--- BEGIN ---

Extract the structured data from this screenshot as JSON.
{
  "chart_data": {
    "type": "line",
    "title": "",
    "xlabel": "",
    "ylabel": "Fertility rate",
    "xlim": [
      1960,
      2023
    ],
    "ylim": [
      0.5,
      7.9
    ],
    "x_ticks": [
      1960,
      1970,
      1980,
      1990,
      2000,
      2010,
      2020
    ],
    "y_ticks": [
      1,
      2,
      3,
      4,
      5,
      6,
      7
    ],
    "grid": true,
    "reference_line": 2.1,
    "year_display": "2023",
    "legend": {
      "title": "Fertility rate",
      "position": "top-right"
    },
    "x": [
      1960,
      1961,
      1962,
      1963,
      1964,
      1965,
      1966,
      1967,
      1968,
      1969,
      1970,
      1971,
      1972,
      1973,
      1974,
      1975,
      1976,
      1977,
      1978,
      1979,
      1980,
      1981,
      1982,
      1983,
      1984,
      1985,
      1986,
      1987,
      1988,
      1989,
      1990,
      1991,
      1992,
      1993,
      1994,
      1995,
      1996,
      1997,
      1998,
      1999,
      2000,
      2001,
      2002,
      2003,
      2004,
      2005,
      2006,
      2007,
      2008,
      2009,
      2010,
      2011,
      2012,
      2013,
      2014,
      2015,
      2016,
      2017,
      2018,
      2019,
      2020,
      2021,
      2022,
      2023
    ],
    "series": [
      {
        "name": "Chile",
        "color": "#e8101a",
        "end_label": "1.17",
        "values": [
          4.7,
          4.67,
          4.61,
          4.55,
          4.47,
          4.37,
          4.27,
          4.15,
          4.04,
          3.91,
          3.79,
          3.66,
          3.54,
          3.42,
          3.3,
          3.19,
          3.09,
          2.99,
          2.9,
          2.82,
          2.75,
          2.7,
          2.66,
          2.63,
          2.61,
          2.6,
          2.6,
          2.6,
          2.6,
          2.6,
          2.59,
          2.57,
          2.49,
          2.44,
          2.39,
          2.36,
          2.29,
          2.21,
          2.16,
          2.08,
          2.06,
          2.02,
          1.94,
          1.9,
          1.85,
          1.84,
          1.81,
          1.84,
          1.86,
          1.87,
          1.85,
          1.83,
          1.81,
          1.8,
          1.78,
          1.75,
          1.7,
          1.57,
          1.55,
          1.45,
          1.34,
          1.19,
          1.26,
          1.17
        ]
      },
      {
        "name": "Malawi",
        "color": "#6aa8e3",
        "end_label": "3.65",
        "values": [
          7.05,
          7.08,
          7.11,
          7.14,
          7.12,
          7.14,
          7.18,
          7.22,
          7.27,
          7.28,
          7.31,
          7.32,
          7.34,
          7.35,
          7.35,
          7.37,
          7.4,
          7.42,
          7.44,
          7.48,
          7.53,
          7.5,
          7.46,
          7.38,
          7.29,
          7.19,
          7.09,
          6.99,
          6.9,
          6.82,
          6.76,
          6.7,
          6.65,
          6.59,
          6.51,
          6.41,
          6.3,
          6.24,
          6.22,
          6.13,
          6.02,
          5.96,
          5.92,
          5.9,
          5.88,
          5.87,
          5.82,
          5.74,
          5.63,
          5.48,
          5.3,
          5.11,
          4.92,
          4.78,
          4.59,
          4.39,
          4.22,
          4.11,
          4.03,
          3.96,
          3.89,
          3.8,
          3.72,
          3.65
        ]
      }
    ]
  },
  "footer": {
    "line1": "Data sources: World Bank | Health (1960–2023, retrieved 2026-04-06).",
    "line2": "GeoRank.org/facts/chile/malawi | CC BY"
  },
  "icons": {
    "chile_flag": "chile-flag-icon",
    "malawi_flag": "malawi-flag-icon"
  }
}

--- END ---

Please give back all of the records exactly as written.

Result below >>
Extract the structured data from this screenshot as JSON.
{
  "chart_data": {
    "type": "line",
    "title": "",
    "xlabel": "",
    "ylabel": "Fertility rate",
    "xlim": [
      1960,
      2023
    ],
    "ylim": [
      0.5,
      7.9
    ],
    "x_ticks": [
      1960,
      1970,
      1980,
      1990,
      2000,
      2010,
      2020
    ],
    "y_ticks": [
      1,
      2,
      3,
      4,
      5,
      6,
      7
    ],
    "grid": true,
    "reference_line": 2.1,
    "year_display": "2023",
    "legend": {
      "title": "Fertility rate",
      "position": "top-right"
    },
    "x": [
      1960,
      1961,
      1962,
      1963,
      1964,
      1965,
      1966,
      1967,
      1968,
      1969,
      1970,
      1971,
      1972,
      1973,
      1974,
      1975,
      1976,
      1977,
      1978,
      1979,
      1980,
      1981,
      1982,
      1983,
      1984,
      1985,
      1986,
      1987,
      1988,
      1989,
      1990,
      1991,
      1992,
      1993,
      1994,
      1995,
      1996,
      1997,
      1998,
      1999,
      2000,
      2001,
      2002,
      2003,
      2004,
      2005,
      2006,
      2007,
      2008,
      2009,
      2010,
      2011,
      2012,
      2013,
      2014,
      2015,
      2016,
      2017,
      2018,
      2019,
      2020,
      2021,
      2022,
      2023
    ],
    "series": [
      {
        "name": "Chile",
        "color": "#e8101a",
        "end_label": "1.17",
        "values": [
          4.7,
          4.67,
          4.61,
          4.55,
          4.47,
          4.37,
          4.27,
          4.15,
          4.04,
          3.91,
          3.79,
          3.66,
          3.54,
          3.42,
          3.3,
          3.19,
          3.09,
          2.99,
          2.9,
          2.82,
          2.75,
          2.7,
          2.66,
          2.63,
          2.61,
          2.6,
          2.6,
          2.6,
          2.6,
          2.6,
          2.59,
          2.57,
          2.49,
          2.44,
          2.39,
          2.36,
          2.29,
          2.21,
          2.16,
          2.08,
          2.06,
          2.02,
          1.94,
          1.9,
          1.85,
          1.84,
          1.81,
          1.84,
          1.86,
          1.87,
          1.85,
          1.83,
          1.81,
          1.8,
          1.78,
          1.75,
          1.7,
          1.57,
          1.55,
          1.45,
          1.34,
          1.19,
          1.26,
          1.17
        ]
      },
      {
        "name": "Malawi",
        "color": "#6aa8e3",
        "end_label": "3.65",
        "values": [
          7.05,
          7.08,
          7.11,
          7.14,
          7.12,
          7.14,
          7.18,
          7.22,
          7.27,
          7.28,
          7.31,
          7.32,
          7.34,
          7.35,
          7.35,
          7.37,
          7.4,
          7.42,
          7.44,
          7.48,
          7.53,
          7.5,
          7.46,
          7.38,
          7.29,
          7.19,
          7.09,
          6.99,
          6.9,
          6.82,
          6.76,
          6.7,
          6.65,
          6.59,
          6.51,
          6.41,
          6.3,
          6.24,
          6.22,
          6.13,
          6.02,
          5.96,
          5.92,
          5.9,
          5.88,
          5.87,
          5.82,
          5.74,
          5.63,
          5.48,
          5.3,
          5.11,
          4.92,
          4.78,
          4.59,
          4.39,
          4.22,
          4.11,
          4.03,
          3.96,
          3.89,
          3.8,
          3.72,
          3.65
        ]
      }
    ]
  },
  "footer": {
    "line1": "Data sources: World Bank | Health (1960–2023, retrieved 2026-04-06).",
    "line2": "GeoRank.org/facts/chile/malawi | CC BY"
  },
  "icons": {
    "chile_flag": "chile-flag-icon",
    "malawi_flag": "malawi-flag-icon"
  }
}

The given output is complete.